**TASK GOAL:** Each entry must be given again exactly; images do not belong in the copy.

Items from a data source

◇ ◇ ◇ ◇ ◇

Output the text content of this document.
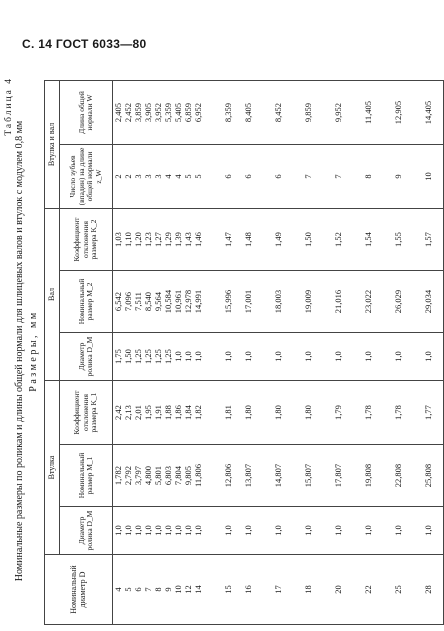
С. 14 ГОСТ 6033—80
Таблица 4
Номинальные размеры по роликам и длины общей нормали для шлицевых валов и втулок с модулем 0,8 мм Размеры, мм
Номинальный диаметр D	Втулка			Вал			Втулка и вал	
	Диаметр ролика D_M	Номинальный размер M_1	Коэффициент отклонения размера K_1	Диаметр ролика D_M	Номинальный размер M_2	Коэффициент отклонения размера K_2	Число зубьев (впадин) на длине общей нормали z_W	Длина общей нормали W
4	1,0	1,782	2,42	1,75	6,542	1,03	2	2,405
5	1,0	2,792	2,13	1,50	7,096	1,10	2	2,452
6	1,0	3,797	2,01	1,25	7,511	1,20	3	3,859
7	1,0	4,800	1,95	1,25	8,540	1,23	3	3,905
8	1,0	5,801	1,91	1,25	9,564	1,27	3	3,952
9	1,0	6,803	1,88	1,25	10,584	1,29	4	5,359
10	1,0	7,804	1,86	1,0	10,961	1,39	4	5,405
12	1,0	9,805	1,84	1,0	12,978	1,43	5	6,859
14	1,0	11,806	1,82	1,0	14,991	1,46	5	6,952
15	1,0	12,806	1,81	1,0	15,996	1,47	6	8,359
16	1,0	13,807	1,80	1,0	17,001	1,48	6	8,405
17	1,0	14,807	1,80	1,0	18,003	1,49	6	8,452
18	1,0	15,807	1,80	1,0	19,009	1,50	7	9,859
20	1,0	17,807	1,79	1,0	21,016	1,52	7	9,952
22	1,0	19,808	1,78	1,0	23,022	1,54	8	11,405
25	1,0	22,808	1,78	1,0	26,029	1,55	9	12,905
28	1,0	25,808	1,77	1,0	29,034	1,57	10	14,405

◇ ◇ ◇ ◇ ◇

**WRITTEN ANSWER:**
Output the text content of this document.
С. 14 ГОСТ 6033—80
Таблица 4
Номинальные размеры по роликам и длины общей нормали для шлицевых валов и втулок с модулем 0,8 мм Размеры, мм
Номинальный диаметр D	Втулка			Вал			Втулка и вал	
	Диаметр ролика D_M	Номинальный размер M_1	Коэффициент отклонения размера K_1	Диаметр ролика D_M	Номинальный размер M_2	Коэффициент отклонения размера K_2	Число зубьев (впадин) на длине общей нормали z_W	Длина общей нормали W
4	1,0	1,782	2,42	1,75	6,542	1,03	2	2,405
5	1,0	2,792	2,13	1,50	7,096	1,10	2	2,452
6	1,0	3,797	2,01	1,25	7,511	1,20	3	3,859
7	1,0	4,800	1,95	1,25	8,540	1,23	3	3,905
8	1,0	5,801	1,91	1,25	9,564	1,27	3	3,952
9	1,0	6,803	1,88	1,25	10,584	1,29	4	5,359
10	1,0	7,804	1,86	1,0	10,961	1,39	4	5,405
12	1,0	9,805	1,84	1,0	12,978	1,43	5	6,859
14	1,0	11,806	1,82	1,0	14,991	1,46	5	6,952
15	1,0	12,806	1,81	1,0	15,996	1,47	6	8,359
16	1,0	13,807	1,80	1,0	17,001	1,48	6	8,405
17	1,0	14,807	1,80	1,0	18,003	1,49	6	8,452
18	1,0	15,807	1,80	1,0	19,009	1,50	7	9,859
20	1,0	17,807	1,79	1,0	21,016	1,52	7	9,952
22	1,0	19,808	1,78	1,0	23,022	1,54	8	11,405
25	1,0	22,808	1,78	1,0	26,029	1,55	9	12,905
28	1,0	25,808	1,77	1,0	29,034	1,57	10	14,405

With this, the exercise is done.